= Task description =
In the following material, identify every line holding the string "name" and return it.

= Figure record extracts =
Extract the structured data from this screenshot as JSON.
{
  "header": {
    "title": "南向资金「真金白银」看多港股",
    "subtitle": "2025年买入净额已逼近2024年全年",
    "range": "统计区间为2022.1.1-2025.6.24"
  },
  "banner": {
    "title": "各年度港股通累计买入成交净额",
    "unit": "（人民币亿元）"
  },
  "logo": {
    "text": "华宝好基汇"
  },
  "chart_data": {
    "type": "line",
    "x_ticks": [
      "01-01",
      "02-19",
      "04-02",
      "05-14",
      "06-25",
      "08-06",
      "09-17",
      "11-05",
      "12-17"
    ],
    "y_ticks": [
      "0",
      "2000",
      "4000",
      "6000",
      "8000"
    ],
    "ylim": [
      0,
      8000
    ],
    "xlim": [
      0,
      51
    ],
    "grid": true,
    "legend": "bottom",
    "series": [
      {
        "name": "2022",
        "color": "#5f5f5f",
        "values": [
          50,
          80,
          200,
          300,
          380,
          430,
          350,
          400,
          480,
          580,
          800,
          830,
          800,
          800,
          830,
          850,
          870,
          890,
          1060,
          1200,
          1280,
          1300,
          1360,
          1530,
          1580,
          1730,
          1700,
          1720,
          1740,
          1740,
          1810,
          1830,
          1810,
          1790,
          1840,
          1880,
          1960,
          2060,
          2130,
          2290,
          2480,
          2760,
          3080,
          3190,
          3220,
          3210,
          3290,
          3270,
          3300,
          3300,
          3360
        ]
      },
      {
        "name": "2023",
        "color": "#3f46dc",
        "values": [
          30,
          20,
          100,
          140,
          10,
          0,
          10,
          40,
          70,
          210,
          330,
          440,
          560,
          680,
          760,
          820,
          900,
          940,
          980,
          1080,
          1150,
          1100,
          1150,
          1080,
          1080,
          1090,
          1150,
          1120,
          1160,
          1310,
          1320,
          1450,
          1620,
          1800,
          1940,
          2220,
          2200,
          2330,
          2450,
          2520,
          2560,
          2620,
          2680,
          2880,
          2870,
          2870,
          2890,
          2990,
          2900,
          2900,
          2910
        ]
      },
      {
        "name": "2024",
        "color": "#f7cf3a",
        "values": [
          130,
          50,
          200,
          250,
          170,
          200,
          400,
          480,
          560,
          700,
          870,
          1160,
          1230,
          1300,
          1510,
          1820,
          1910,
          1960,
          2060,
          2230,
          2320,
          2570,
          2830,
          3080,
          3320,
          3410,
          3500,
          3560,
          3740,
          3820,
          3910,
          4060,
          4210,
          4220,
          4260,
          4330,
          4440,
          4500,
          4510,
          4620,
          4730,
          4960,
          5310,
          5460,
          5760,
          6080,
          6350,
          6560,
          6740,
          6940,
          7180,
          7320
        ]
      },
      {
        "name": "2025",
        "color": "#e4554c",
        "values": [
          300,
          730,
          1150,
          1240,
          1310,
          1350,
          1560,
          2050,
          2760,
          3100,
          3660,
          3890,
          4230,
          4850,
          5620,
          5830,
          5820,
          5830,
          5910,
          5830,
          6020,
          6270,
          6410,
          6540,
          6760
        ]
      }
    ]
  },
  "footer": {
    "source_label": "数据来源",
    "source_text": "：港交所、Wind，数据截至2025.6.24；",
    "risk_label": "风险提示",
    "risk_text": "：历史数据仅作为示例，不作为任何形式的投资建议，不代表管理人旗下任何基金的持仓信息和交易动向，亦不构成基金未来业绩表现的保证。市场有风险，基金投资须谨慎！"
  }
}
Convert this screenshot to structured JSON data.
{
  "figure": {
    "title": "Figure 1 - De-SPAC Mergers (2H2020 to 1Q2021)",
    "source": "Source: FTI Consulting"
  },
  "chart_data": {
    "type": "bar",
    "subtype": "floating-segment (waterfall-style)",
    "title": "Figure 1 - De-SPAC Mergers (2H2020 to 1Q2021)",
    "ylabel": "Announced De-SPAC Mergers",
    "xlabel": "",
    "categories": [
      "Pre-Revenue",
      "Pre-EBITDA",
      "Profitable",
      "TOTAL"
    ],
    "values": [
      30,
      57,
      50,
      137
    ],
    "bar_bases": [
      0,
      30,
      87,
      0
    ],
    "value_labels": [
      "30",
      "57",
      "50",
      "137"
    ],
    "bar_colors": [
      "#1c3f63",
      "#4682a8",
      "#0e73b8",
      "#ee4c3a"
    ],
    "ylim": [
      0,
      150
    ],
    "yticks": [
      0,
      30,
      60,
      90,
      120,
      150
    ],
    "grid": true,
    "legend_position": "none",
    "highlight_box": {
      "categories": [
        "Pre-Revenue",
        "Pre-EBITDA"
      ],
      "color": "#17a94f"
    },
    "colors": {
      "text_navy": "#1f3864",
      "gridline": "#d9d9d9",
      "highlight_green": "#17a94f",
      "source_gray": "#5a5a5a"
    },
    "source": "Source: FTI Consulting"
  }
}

= Task output =
        "name": "2022",
        "name": "2023",
        "name": "2024",
        "name": "2025",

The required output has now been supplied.